Your goal: Below are some records; copy them word for word and drop the pictures.
=== Data for processing ===
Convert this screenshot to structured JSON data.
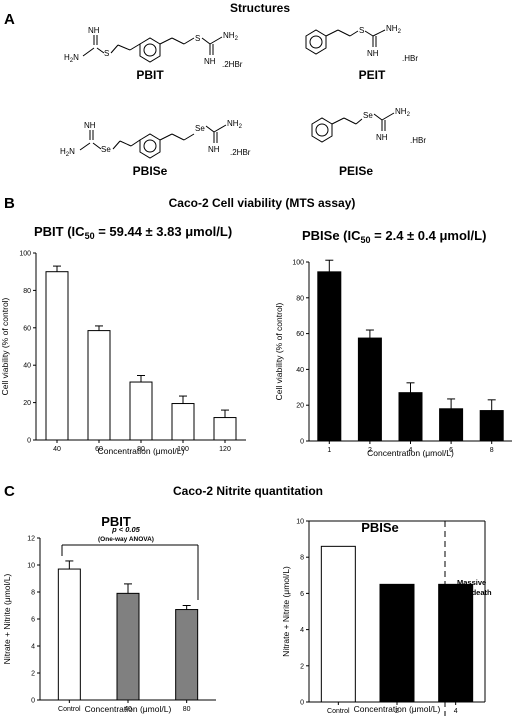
{
  "panelA": {
    "letter": "A",
    "title": "Structures",
    "molecules": [
      {
        "name": "PBIT",
        "salt": ".2HBr",
        "atom": "S"
      },
      {
        "name": "PEIT",
        "salt": ".HBr",
        "atom": "S"
      },
      {
        "name": "PBISe",
        "salt": ".2HBr",
        "atom": "Se"
      },
      {
        "name": "PEISe",
        "salt": ".HBr",
        "atom": "Se"
      }
    ],
    "groups": {
      "nh2": "NH",
      "nh2_sub": "2",
      "h2n": "H",
      "h2n_sub": "2",
      "h2n_n": "N",
      "nh": "NH"
    }
  },
  "panelB": {
    "letter": "B",
    "title": "Caco-2 Cell viability (MTS assay)",
    "charts": [
      {
        "title_pre": "PBIT (IC",
        "title_sub": "50",
        "title_post": " = 59.44 ± 3.83 μmol/L)"
      },
      {
        "title_pre": "PBISe (IC",
        "title_sub": "50",
        "title_post": " = 2.4 ± 0.4 μmol/L)"
      }
    ]
  },
  "panelC": {
    "letter": "C",
    "title": "Caco-2 Nitrite quantitation",
    "significance": {
      "line1": "p < 0.05",
      "line2": "(One-way ANOVA)"
    },
    "annotation": {
      "line1": "Massive",
      "line2": "cell death"
    }
  },
  "chart_data": [
    {
      "type": "bar",
      "title": "PBIT (IC50 = 59.44 ± 3.83 μmol/L)",
      "categories": [
        "40",
        "60",
        "80",
        "100",
        "120"
      ],
      "values": [
        90,
        58.5,
        31,
        19.5,
        12
      ],
      "errors": [
        3,
        2.5,
        3.5,
        4,
        4
      ],
      "xlabel": "Concentration (μmol/L)",
      "ylabel": "Cell viability (% of control)",
      "ylim": [
        0,
        100
      ],
      "yticks": [
        "0",
        "20",
        "40",
        "60",
        "80",
        "100"
      ],
      "fill": "#ffffff"
    },
    {
      "type": "bar",
      "title": "PBISe (IC50 = 2.4 ± 0.4 μmol/L)",
      "categories": [
        "1",
        "2",
        "4",
        "6",
        "8"
      ],
      "values": [
        94.5,
        57.5,
        27,
        18,
        17
      ],
      "errors": [
        6.5,
        4.5,
        5.5,
        5.5,
        6
      ],
      "xlabel": "Concentration (μmol/L)",
      "ylabel": "Cell viability (% of control)",
      "ylim": [
        0,
        100
      ],
      "yticks": [
        "0",
        "20",
        "40",
        "60",
        "80",
        "100"
      ],
      "fill": "#000000"
    },
    {
      "type": "bar",
      "title": "PBIT",
      "categories": [
        "Control",
        "40",
        "80"
      ],
      "values": [
        9.7,
        7.9,
        6.7
      ],
      "errors": [
        0.6,
        0.7,
        0.3
      ],
      "fills": [
        "#ffffff",
        "#808080",
        "#808080"
      ],
      "xlabel": "Concentration (μmol/L)",
      "ylabel": "Nitrate + Nitrite (μmol/L)",
      "ylim": [
        0,
        12
      ],
      "yticks": [
        "0",
        "2",
        "4",
        "6",
        "8",
        "10",
        "12"
      ]
    },
    {
      "type": "bar",
      "title": "PBISe",
      "categories": [
        "Control",
        "2",
        "4"
      ],
      "values": [
        8.6,
        6.5,
        6.5
      ],
      "fills": [
        "#ffffff",
        "#000000",
        "#000000"
      ],
      "xlabel": "Concentration (μmol/L)",
      "ylabel": "Nitrate + Nitrite (μmol/L)",
      "ylim": [
        0,
        10
      ],
      "yticks": [
        "0",
        "2",
        "4",
        "6",
        "8",
        "10"
      ]
    }
  ]
}
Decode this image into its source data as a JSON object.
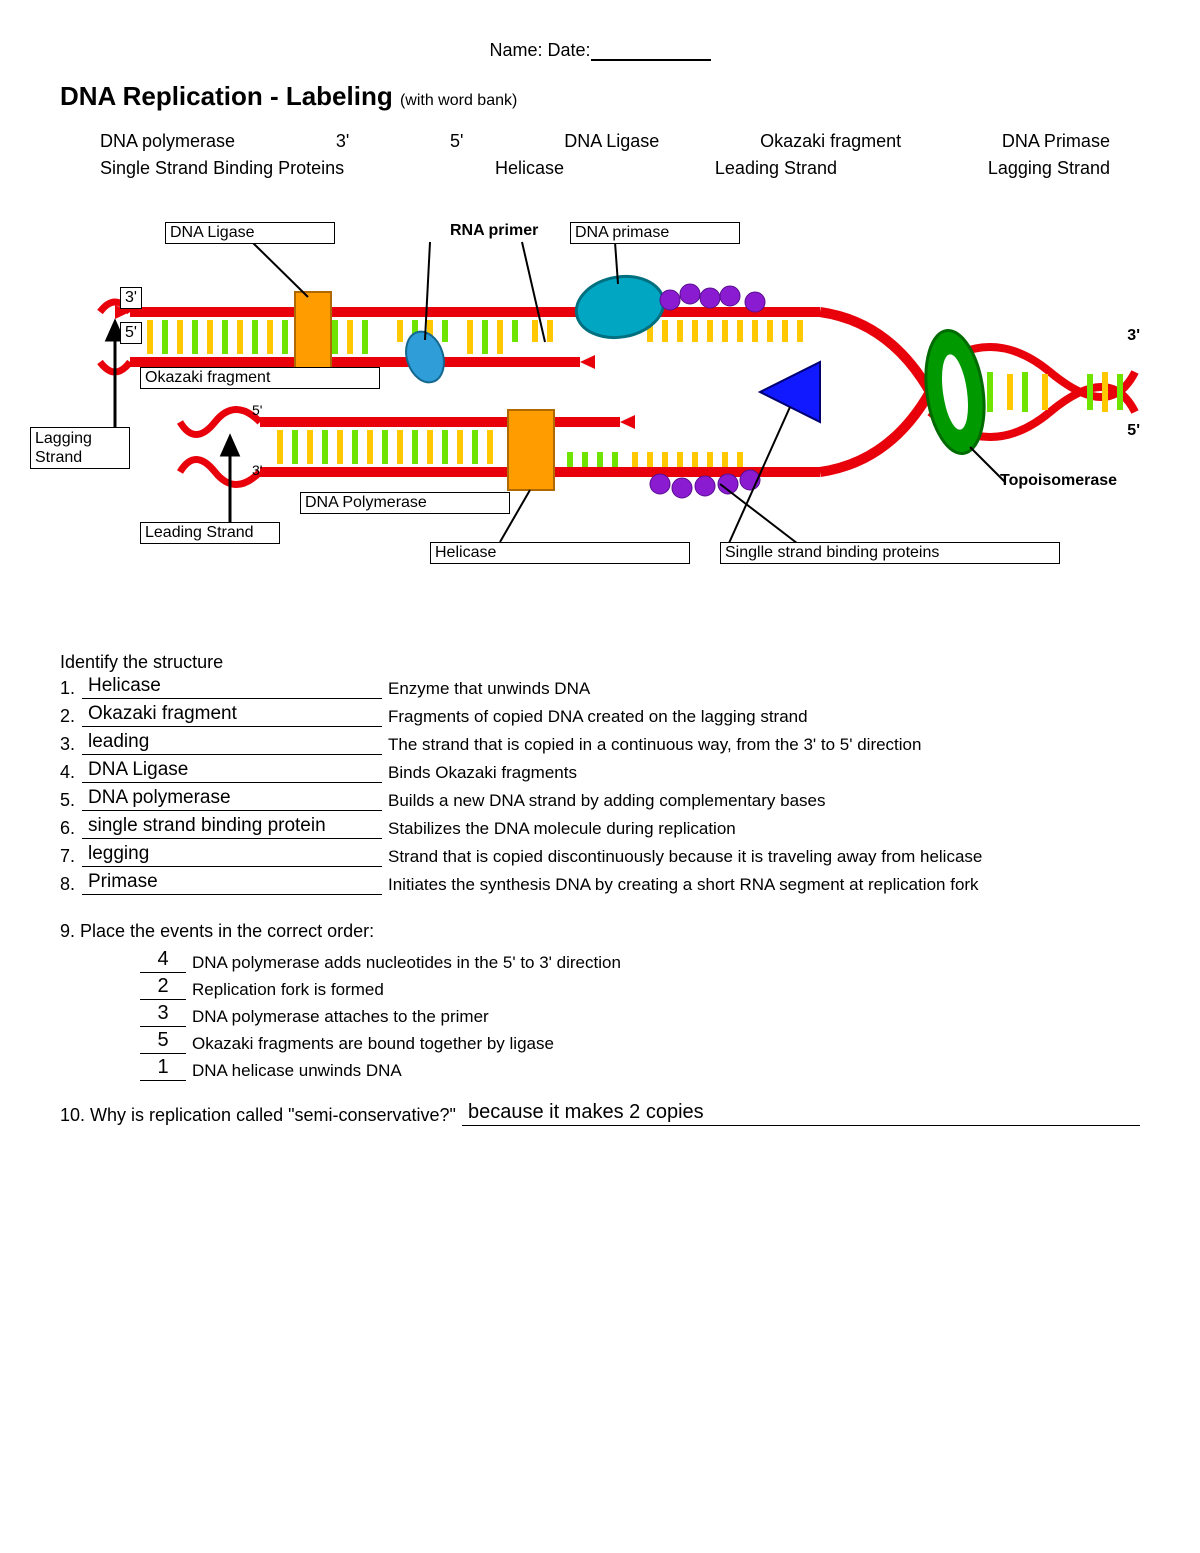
{
  "header": {
    "name_label": "Name:",
    "date_label": "Date:"
  },
  "title": {
    "main": "DNA Replication - Labeling",
    "sub": "(with word bank)"
  },
  "wordbank": {
    "row1": [
      "DNA polymerase",
      "3'",
      "5'",
      "DNA Ligase",
      "Okazaki fragment",
      "DNA Primase"
    ],
    "row2": [
      "Single Strand Binding Proteins",
      "Helicase",
      "Leading Strand",
      "Lagging Strand"
    ]
  },
  "diagram": {
    "colors": {
      "strand_red": "#e8000a",
      "base_green": "#6ee400",
      "base_yellow": "#ffc800",
      "polymerase_orange": "#ff9d00",
      "primase_oval": "#00a6c2",
      "topoisomerase_green": "#009a00",
      "helicase_blue": "#1019ff",
      "ssb_purple": "#8a1bd1",
      "ligase_blue": "#2f9dd8"
    },
    "labels": {
      "dna_ligase_box": "DNA Ligase",
      "rna_primer": "RNA primer",
      "dna_primase_box": "DNA primase",
      "three_prime_top": "3'",
      "five_prime_top": "5'",
      "three_prime_right": "3'",
      "five_prime_right": "5'",
      "five_small": "5'",
      "three_small": "3'",
      "okazaki_box": "Okazaki fragment",
      "lagging_box": "Lagging\nStrand",
      "leading_box": "Leading Strand",
      "dna_polymerase_box": "DNA Polymerase",
      "helicase_box": "Helicase",
      "ssb_box": "Singlle strand binding proteins",
      "topoisomerase": "Topoisomerase"
    }
  },
  "identify": {
    "heading": "Identify the structure",
    "items": [
      {
        "n": "1.",
        "ans": "Helicase",
        "desc": "Enzyme that unwinds DNA"
      },
      {
        "n": "2.",
        "ans": "Okazaki fragment",
        "desc": "Fragments of copied DNA created on the lagging strand"
      },
      {
        "n": "3.",
        "ans": "leading",
        "desc": "The strand that is copied in a continuous way, from the 3' to 5' direction"
      },
      {
        "n": "4.",
        "ans": "DNA Ligase",
        "desc": "Binds Okazaki fragments"
      },
      {
        "n": "5.",
        "ans": "DNA polymerase",
        "desc": "Builds a new DNA strand by adding complementary bases"
      },
      {
        "n": "6.",
        "ans": "single strand binding protein",
        "desc": "Stabilizes the DNA molecule during replication"
      },
      {
        "n": "7.",
        "ans": "legging",
        "desc": "Strand that is copied discontinuously because it is traveling away from helicase"
      },
      {
        "n": "8.",
        "ans": "Primase",
        "desc": "Initiates the synthesis DNA by creating a short RNA segment at replication fork"
      }
    ]
  },
  "order": {
    "prompt": "9.  Place the events in the correct order:",
    "items": [
      {
        "ans": "4",
        "desc": "DNA polymerase adds nucleotides in the 5' to 3' direction"
      },
      {
        "ans": "2",
        "desc": "Replication fork is formed"
      },
      {
        "ans": "3",
        "desc": "DNA polymerase attaches to the primer"
      },
      {
        "ans": "5",
        "desc": "Okazaki fragments are bound together by ligase"
      },
      {
        "ans": "1",
        "desc": "DNA helicase unwinds DNA"
      }
    ]
  },
  "q10": {
    "prompt": "10.  Why is replication called \"semi-conservative?\"",
    "ans": "because it makes 2 copies"
  }
}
===
Written response:
Convert this screenshot to structured JSON data.
{
  "panelA": {
    "letter": "A",
    "title": "Structures",
    "molecules": [
      {
        "name": "PBIT",
        "salt": ".2HBr",
        "atom": "S"
      },
      {
        "name": "PEIT",
        "salt": ".HBr",
        "atom": "S"
      },
      {
        "name": "PBISe",
        "salt": ".2HBr",
        "atom": "Se"
      },
      {
        "name": "PEISe",
        "salt": ".HBr",
        "atom": "Se"
      }
    ],
    "groups": {
      "nh2": "NH",
      "nh2_sub": "2",
      "h2n": "H",
      "h2n_sub": "2",
      "h2n_n": "N",
      "nh": "NH"
    }
  },
  "panelB": {
    "letter": "B",
    "title": "Caco-2 Cell viability (MTS assay)",
    "charts": [
      {
        "title_pre": "PBIT (IC",
        "title_sub": "50",
        "title_post": " = 59.44 ± 3.83 μmol/L)"
      },
      {
        "title_pre": "PBISe (IC",
        "title_sub": "50",
        "title_post": " = 2.4 ± 0.4 μmol/L)"
      }
    ]
  },
  "panelC": {
    "letter": "C",
    "title": "Caco-2 Nitrite quantitation",
    "significance": {
      "line1": "p < 0.05",
      "line2": "(One-way ANOVA)"
    },
    "annotation": {
      "line1": "Massive",
      "line2": "cell death"
    }
  },
  "chart_data": [
    {
      "type": "bar",
      "title": "PBIT (IC50 = 59.44 ± 3.83 μmol/L)",
      "categories": [
        "40",
        "60",
        "80",
        "100",
        "120"
      ],
      "values": [
        90,
        58.5,
        31,
        19.5,
        12
      ],
      "errors": [
        3,
        2.5,
        3.5,
        4,
        4
      ],
      "xlabel": "Concentration (μmol/L)",
      "ylabel": "Cell viability (% of control)",
      "ylim": [
        0,
        100
      ],
      "yticks": [
        "0",
        "20",
        "40",
        "60",
        "80",
        "100"
      ],
      "fill": "#ffffff"
    },
    {
      "type": "bar",
      "title": "PBISe (IC50 = 2.4 ± 0.4 μmol/L)",
      "categories": [
        "1",
        "2",
        "4",
        "6",
        "8"
      ],
      "values": [
        94.5,
        57.5,
        27,
        18,
        17
      ],
      "errors": [
        6.5,
        4.5,
        5.5,
        5.5,
        6
      ],
      "xlabel": "Concentration (μmol/L)",
      "ylabel": "Cell viability (% of control)",
      "ylim": [
        0,
        100
      ],
      "yticks": [
        "0",
        "20",
        "40",
        "60",
        "80",
        "100"
      ],
      "fill": "#000000"
    },
    {
      "type": "bar",
      "title": "PBIT",
      "categories": [
        "Control",
        "40",
        "80"
      ],
      "values": [
        9.7,
        7.9,
        6.7
      ],
      "errors": [
        0.6,
        0.7,
        0.3
      ],
      "fills": [
        "#ffffff",
        "#808080",
        "#808080"
      ],
      "xlabel": "Concentration (μmol/L)",
      "ylabel": "Nitrate + Nitrite (μmol/L)",
      "ylim": [
        0,
        12
      ],
      "yticks": [
        "0",
        "2",
        "4",
        "6",
        "8",
        "10",
        "12"
      ]
    },
    {
      "type": "bar",
      "title": "PBISe",
      "categories": [
        "Control",
        "2",
        "4"
      ],
      "values": [
        8.6,
        6.5,
        6.5
      ],
      "fills": [
        "#ffffff",
        "#000000",
        "#000000"
      ],
      "xlabel": "Concentration (μmol/L)",
      "ylabel": "Nitrate + Nitrite (μmol/L)",
      "ylim": [
        0,
        10
      ],
      "yticks": [
        "0",
        "2",
        "4",
        "6",
        "8",
        "10"
      ]
    }
  ]
}
Decode this image into its source data as a JSON object.
{
  "header": {
    "name_label": "Name:",
    "date_label": "Date:"
  },
  "title": {
    "main": "DNA Replication - Labeling",
    "sub": "(with word bank)"
  },
  "wordbank": {
    "row1": [
      "DNA polymerase",
      "3'",
      "5'",
      "DNA Ligase",
      "Okazaki fragment",
      "DNA Primase"
    ],
    "row2": [
      "Single Strand Binding Proteins",
      "Helicase",
      "Leading Strand",
      "Lagging Strand"
    ]
  },
  "diagram": {
    "colors": {
      "strand_red": "#e8000a",
      "base_green": "#6ee400",
      "base_yellow": "#ffc800",
      "polymerase_orange": "#ff9d00",
      "primase_oval": "#00a6c2",
      "topoisomerase_green": "#009a00",
      "helicase_blue": "#1019ff",
      "ssb_purple": "#8a1bd1",
      "ligase_blue": "#2f9dd8"
    },
    "labels": {
      "dna_ligase_box": "DNA Ligase",
      "rna_primer": "RNA primer",
      "dna_primase_box": "DNA primase",
      "three_prime_top": "3'",
      "five_prime_top": "5'",
      "three_prime_right": "3'",
      "five_prime_right": "5'",
      "five_small": "5'",
      "three_small": "3'",
      "okazaki_box": "Okazaki fragment",
      "lagging_box": "Lagging\nStrand",
      "leading_box": "Leading Strand",
      "dna_polymerase_box": "DNA Polymerase",
      "helicase_box": "Helicase",
      "ssb_box": "Singlle strand binding proteins",
      "topoisomerase": "Topoisomerase"
    }
  },
  "identify": {
    "heading": "Identify the structure",
    "items": [
      {
        "n": "1.",
        "ans": "Helicase",
        "desc": "Enzyme that unwinds DNA"
      },
      {
        "n": "2.",
        "ans": "Okazaki fragment",
        "desc": "Fragments of copied DNA created on the lagging strand"
      },
      {
        "n": "3.",
        "ans": "leading",
        "desc": "The strand that is copied in a continuous way, from the 3' to 5' direction"
      },
      {
        "n": "4.",
        "ans": "DNA Ligase",
        "desc": "Binds Okazaki fragments"
      },
      {
        "n": "5.",
        "ans": "DNA polymerase",
        "desc": "Builds a new DNA strand by adding complementary bases"
      },
      {
        "n": "6.",
        "ans": "single strand binding protein",
        "desc": "Stabilizes the DNA molecule during replication"
      },
      {
        "n": "7.",
        "ans": "legging",
        "desc": "Strand that is copied discontinuously because it is traveling away from helicase"
      },
      {
        "n": "8.",
        "ans": "Primase",
        "desc": "Initiates the synthesis DNA by creating a short RNA segment at replication fork"
      }
    ]
  },
  "order": {
    "prompt": "9.  Place the events in the correct order:",
    "items": [
      {
        "ans": "4",
        "desc": "DNA polymerase adds nucleotides in the 5' to 3' direction"
      },
      {
        "ans": "2",
        "desc": "Replication fork is formed"
      },
      {
        "ans": "3",
        "desc": "DNA polymerase attaches to the primer"
      },
      {
        "ans": "5",
        "desc": "Okazaki fragments are bound together by ligase"
      },
      {
        "ans": "1",
        "desc": "DNA helicase unwinds DNA"
      }
    ]
  },
  "q10": {
    "prompt": "10.  Why is replication called \"semi-conservative?\"",
    "ans": "because it makes 2 copies"
  }
}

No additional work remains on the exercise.